Your task is to quote the material that follows, in full and exactly.

Stored items
----

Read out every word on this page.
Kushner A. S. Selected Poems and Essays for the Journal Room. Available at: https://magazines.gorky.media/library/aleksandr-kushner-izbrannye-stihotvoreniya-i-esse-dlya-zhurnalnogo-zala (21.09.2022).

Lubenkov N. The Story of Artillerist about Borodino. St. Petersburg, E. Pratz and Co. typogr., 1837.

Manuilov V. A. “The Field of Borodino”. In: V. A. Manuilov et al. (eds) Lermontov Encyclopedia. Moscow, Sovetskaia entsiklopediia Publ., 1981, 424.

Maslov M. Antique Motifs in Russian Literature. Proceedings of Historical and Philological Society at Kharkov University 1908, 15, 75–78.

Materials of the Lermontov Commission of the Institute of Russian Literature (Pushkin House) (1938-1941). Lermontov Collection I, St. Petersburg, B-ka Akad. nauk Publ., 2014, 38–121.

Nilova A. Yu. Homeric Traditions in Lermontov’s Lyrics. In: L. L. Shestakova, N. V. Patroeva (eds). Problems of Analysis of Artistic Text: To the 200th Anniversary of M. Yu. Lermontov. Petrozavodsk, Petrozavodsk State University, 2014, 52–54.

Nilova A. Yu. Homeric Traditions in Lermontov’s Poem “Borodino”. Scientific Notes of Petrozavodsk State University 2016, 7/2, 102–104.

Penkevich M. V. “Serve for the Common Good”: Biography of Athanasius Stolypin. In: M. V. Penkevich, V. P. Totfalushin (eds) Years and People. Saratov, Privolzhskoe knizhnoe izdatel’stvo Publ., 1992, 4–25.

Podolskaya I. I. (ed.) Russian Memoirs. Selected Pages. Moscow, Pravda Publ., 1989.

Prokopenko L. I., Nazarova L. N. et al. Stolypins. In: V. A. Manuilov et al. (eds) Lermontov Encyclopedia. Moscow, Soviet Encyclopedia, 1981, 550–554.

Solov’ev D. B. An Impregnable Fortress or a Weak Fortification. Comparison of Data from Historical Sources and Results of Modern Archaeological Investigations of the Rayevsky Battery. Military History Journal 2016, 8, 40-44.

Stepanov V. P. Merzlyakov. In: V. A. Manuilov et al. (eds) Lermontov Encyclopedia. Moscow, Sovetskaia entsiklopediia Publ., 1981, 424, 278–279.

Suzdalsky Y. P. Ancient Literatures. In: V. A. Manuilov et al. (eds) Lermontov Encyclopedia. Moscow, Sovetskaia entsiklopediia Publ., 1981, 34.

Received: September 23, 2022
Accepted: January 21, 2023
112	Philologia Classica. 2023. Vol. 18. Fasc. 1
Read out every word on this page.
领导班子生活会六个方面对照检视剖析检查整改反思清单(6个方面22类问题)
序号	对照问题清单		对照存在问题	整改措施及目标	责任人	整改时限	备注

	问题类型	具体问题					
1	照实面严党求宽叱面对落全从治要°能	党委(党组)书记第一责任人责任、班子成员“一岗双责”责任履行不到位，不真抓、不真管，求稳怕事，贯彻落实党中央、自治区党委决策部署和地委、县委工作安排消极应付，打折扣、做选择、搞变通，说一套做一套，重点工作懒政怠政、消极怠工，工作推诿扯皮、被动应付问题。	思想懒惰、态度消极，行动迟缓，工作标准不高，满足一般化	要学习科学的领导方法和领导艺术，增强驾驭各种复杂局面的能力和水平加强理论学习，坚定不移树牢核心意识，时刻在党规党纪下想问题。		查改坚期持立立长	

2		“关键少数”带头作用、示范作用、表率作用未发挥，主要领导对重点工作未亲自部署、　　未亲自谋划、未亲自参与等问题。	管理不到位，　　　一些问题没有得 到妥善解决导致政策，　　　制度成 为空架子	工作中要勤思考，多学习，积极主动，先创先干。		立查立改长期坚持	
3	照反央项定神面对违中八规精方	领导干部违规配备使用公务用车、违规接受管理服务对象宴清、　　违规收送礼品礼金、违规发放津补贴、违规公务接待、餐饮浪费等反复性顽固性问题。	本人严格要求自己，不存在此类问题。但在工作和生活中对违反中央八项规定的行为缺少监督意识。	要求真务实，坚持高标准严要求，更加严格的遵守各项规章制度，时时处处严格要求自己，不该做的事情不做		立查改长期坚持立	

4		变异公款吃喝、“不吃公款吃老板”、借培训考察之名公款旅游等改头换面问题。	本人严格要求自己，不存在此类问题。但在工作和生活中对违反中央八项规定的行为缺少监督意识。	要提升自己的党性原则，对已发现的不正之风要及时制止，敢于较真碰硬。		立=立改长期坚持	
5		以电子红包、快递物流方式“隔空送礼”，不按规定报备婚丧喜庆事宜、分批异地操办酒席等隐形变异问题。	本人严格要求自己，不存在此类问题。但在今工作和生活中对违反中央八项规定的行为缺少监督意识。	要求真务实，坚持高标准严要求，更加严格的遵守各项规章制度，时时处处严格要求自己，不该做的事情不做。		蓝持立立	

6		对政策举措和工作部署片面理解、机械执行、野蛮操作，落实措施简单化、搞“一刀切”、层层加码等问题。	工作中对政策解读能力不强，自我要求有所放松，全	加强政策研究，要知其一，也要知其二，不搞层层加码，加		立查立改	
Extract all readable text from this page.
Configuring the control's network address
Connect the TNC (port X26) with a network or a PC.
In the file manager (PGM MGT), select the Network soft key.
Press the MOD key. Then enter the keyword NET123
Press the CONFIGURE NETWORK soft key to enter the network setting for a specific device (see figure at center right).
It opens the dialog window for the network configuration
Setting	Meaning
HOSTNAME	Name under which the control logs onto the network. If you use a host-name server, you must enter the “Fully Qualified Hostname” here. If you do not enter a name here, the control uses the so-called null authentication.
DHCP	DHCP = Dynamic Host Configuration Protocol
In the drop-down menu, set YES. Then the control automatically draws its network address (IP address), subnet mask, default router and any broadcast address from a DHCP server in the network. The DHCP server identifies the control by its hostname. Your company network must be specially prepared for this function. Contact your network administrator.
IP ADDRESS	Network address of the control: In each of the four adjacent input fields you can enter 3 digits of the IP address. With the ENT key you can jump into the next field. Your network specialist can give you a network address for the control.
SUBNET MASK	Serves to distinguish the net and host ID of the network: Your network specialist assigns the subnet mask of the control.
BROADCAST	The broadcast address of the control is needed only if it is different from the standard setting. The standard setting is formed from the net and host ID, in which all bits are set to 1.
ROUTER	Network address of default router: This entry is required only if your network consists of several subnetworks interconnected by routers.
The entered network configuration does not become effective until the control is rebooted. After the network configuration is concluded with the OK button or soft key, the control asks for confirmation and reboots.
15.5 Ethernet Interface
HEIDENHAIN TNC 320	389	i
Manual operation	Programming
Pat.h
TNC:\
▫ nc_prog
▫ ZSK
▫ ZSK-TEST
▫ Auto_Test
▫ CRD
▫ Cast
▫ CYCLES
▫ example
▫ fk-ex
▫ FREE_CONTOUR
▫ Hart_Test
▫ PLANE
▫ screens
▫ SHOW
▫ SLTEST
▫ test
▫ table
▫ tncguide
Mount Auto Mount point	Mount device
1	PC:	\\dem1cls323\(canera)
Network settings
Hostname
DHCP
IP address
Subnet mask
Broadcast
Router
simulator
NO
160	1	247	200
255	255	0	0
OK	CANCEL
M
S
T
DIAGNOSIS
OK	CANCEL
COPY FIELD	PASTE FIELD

----

- [TASK RESULT]:
Read out every word on this page.
Kushner A. S. Selected Poems and Essays for the Journal Room. Available at: https://magazines.gorky.media/library/aleksandr-kushner-izbrannye-stihotvoreniya-i-esse-dlya-zhurnalnogo-zala (21.09.2022).

Lubenkov N. The Story of Artillerist about Borodino. St. Petersburg, E. Pratz and Co. typogr., 1837.

Manuilov V. A. “The Field of Borodino”. In: V. A. Manuilov et al. (eds) Lermontov Encyclopedia. Moscow, Sovetskaia entsiklopediia Publ., 1981, 424.

Maslov M. Antique Motifs in Russian Literature. Proceedings of Historical and Philological Society at Kharkov University 1908, 15, 75–78.

Materials of the Lermontov Commission of the Institute of Russian Literature (Pushkin House) (1938-1941). Lermontov Collection I, St. Petersburg, B-ka Akad. nauk Publ., 2014, 38–121.

Nilova A. Yu. Homeric Traditions in Lermontov’s Lyrics. In: L. L. Shestakova, N. V. Patroeva (eds). Problems of Analysis of Artistic Text: To the 200th Anniversary of M. Yu. Lermontov. Petrozavodsk, Petrozavodsk State University, 2014, 52–54.

Nilova A. Yu. Homeric Traditions in Lermontov’s Poem “Borodino”. Scientific Notes of Petrozavodsk State University 2016, 7/2, 102–104.

Penkevich M. V. “Serve for the Common Good”: Biography of Athanasius Stolypin. In: M. V. Penkevich, V. P. Totfalushin (eds) Years and People. Saratov, Privolzhskoe knizhnoe izdatel’stvo Publ., 1992, 4–25.

Podolskaya I. I. (ed.) Russian Memoirs. Selected Pages. Moscow, Pravda Publ., 1989.

Prokopenko L. I., Nazarova L. N. et al. Stolypins. In: V. A. Manuilov et al. (eds) Lermontov Encyclopedia. Moscow, Soviet Encyclopedia, 1981, 550–554.

Solov’ev D. B. An Impregnable Fortress or a Weak Fortification. Comparison of Data from Historical Sources and Results of Modern Archaeological Investigations of the Rayevsky Battery. Military History Journal 2016, 8, 40-44.

Stepanov V. P. Merzlyakov. In: V. A. Manuilov et al. (eds) Lermontov Encyclopedia. Moscow, Sovetskaia entsiklopediia Publ., 1981, 424, 278–279.

Suzdalsky Y. P. Ancient Literatures. In: V. A. Manuilov et al. (eds) Lermontov Encyclopedia. Moscow, Sovetskaia entsiklopediia Publ., 1981, 34.

Received: September 23, 2022
Accepted: January 21, 2023
112	Philologia Classica. 2023. Vol. 18. Fasc. 1
Read out every word on this page.
领导班子生活会六个方面对照检视剖析检查整改反思清单(6个方面22类问题)
序号	对照问题清单		对照存在问题	整改措施及目标	责任人	整改时限	备注

	问题类型	具体问题					
1	照实面严党求宽叱面对落全从治要°能	党委(党组)书记第一责任人责任、班子成员“一岗双责”责任履行不到位，不真抓、不真管，求稳怕事，贯彻落实党中央、自治区党委决策部署和地委、县委工作安排消极应付，打折扣、做选择、搞变通，说一套做一套，重点工作懒政怠政、消极怠工，工作推诿扯皮、被动应付问题。	思想懒惰、态度消极，行动迟缓，工作标准不高，满足一般化	要学习科学的领导方法和领导艺术，增强驾驭各种复杂局面的能力和水平加强理论学习，坚定不移树牢核心意识，时刻在党规党纪下想问题。		查改坚期持立立长	

2		“关键少数”带头作用、示范作用、表率作用未发挥，主要领导对重点工作未亲自部署、　　未亲自谋划、未亲自参与等问题。	管理不到位，　　　一些问题没有得 到妥善解决导致政策，　　　制度成 为空架子	工作中要勤思考，多学习，积极主动，先创先干。		立查立改长期坚持	
3	照反央项定神面对违中八规精方	领导干部违规配备使用公务用车、违规接受管理服务对象宴清、　　违规收送礼品礼金、违规发放津补贴、违规公务接待、餐饮浪费等反复性顽固性问题。	本人严格要求自己，不存在此类问题。但在工作和生活中对违反中央八项规定的行为缺少监督意识。	要求真务实，坚持高标准严要求，更加严格的遵守各项规章制度，时时处处严格要求自己，不该做的事情不做		立查改长期坚持立	

4		变异公款吃喝、“不吃公款吃老板”、借培训考察之名公款旅游等改头换面问题。	本人严格要求自己，不存在此类问题。但在工作和生活中对违反中央八项规定的行为缺少监督意识。	要提升自己的党性原则，对已发现的不正之风要及时制止，敢于较真碰硬。		立=立改长期坚持	
5		以电子红包、快递物流方式“隔空送礼”，不按规定报备婚丧喜庆事宜、分批异地操办酒席等隐形变异问题。	本人严格要求自己，不存在此类问题。但在今工作和生活中对违反中央八项规定的行为缺少监督意识。	要求真务实，坚持高标准严要求，更加严格的遵守各项规章制度，时时处处严格要求自己，不该做的事情不做。		蓝持立立	

6		对政策举措和工作部署片面理解、机械执行、野蛮操作，落实措施简单化、搞“一刀切”、层层加码等问题。	工作中对政策解读能力不强，自我要求有所放松，全	加强政策研究，要知其一，也要知其二，不搞层层加码，加		立查立改	
Extract all readable text from this page.
Configuring the control's network address
Connect the TNC (port X26) with a network or a PC.
In the file manager (PGM MGT), select the Network soft key.
Press the MOD key. Then enter the keyword NET123
Press the CONFIGURE NETWORK soft key to enter the network setting for a specific device (see figure at center right).
It opens the dialog window for the network configuration
Setting	Meaning
HOSTNAME	Name under which the control logs onto the network. If you use a host-name server, you must enter the “Fully Qualified Hostname” here. If you do not enter a name here, the control uses the so-called null authentication.
DHCP	DHCP = Dynamic Host Configuration Protocol
In the drop-down menu, set YES. Then the control automatically draws its network address (IP address), subnet mask, default router and any broadcast address from a DHCP server in the network. The DHCP server identifies the control by its hostname. Your company network must be specially prepared for this function. Contact your network administrator.
IP ADDRESS	Network address of the control: In each of the four adjacent input fields you can enter 3 digits of the IP address. With the ENT key you can jump into the next field. Your network specialist can give you a network address for the control.
SUBNET MASK	Serves to distinguish the net and host ID of the network: Your network specialist assigns the subnet mask of the control.
BROADCAST	The broadcast address of the control is needed only if it is different from the standard setting. The standard setting is formed from the net and host ID, in which all bits are set to 1.
ROUTER	Network address of default router: This entry is required only if your network consists of several subnetworks interconnected by routers.
The entered network configuration does not become effective until the control is rebooted. After the network configuration is concluded with the OK button or soft key, the control asks for confirmation and reboots.
15.5 Ethernet Interface
HEIDENHAIN TNC 320	389	i
Manual operation	Programming
Pat.h
TNC:\
▫ nc_prog
▫ ZSK
▫ ZSK-TEST
▫ Auto_Test
▫ CRD
▫ Cast
▫ CYCLES
▫ example
▫ fk-ex
▫ FREE_CONTOUR
▫ Hart_Test
▫ PLANE
▫ screens
▫ SHOW
▫ SLTEST
▫ test
▫ table
▫ tncguide
Mount Auto Mount point	Mount device
1	PC:	\\dem1cls323\(canera)
Network settings
Hostname
DHCP
IP address
Subnet mask
Broadcast
Router
simulator
NO
160	1	247	200
255	255	0	0
OK	CANCEL
M
S
T
DIAGNOSIS
OK	CANCEL
COPY FIELD	PASTE FIELD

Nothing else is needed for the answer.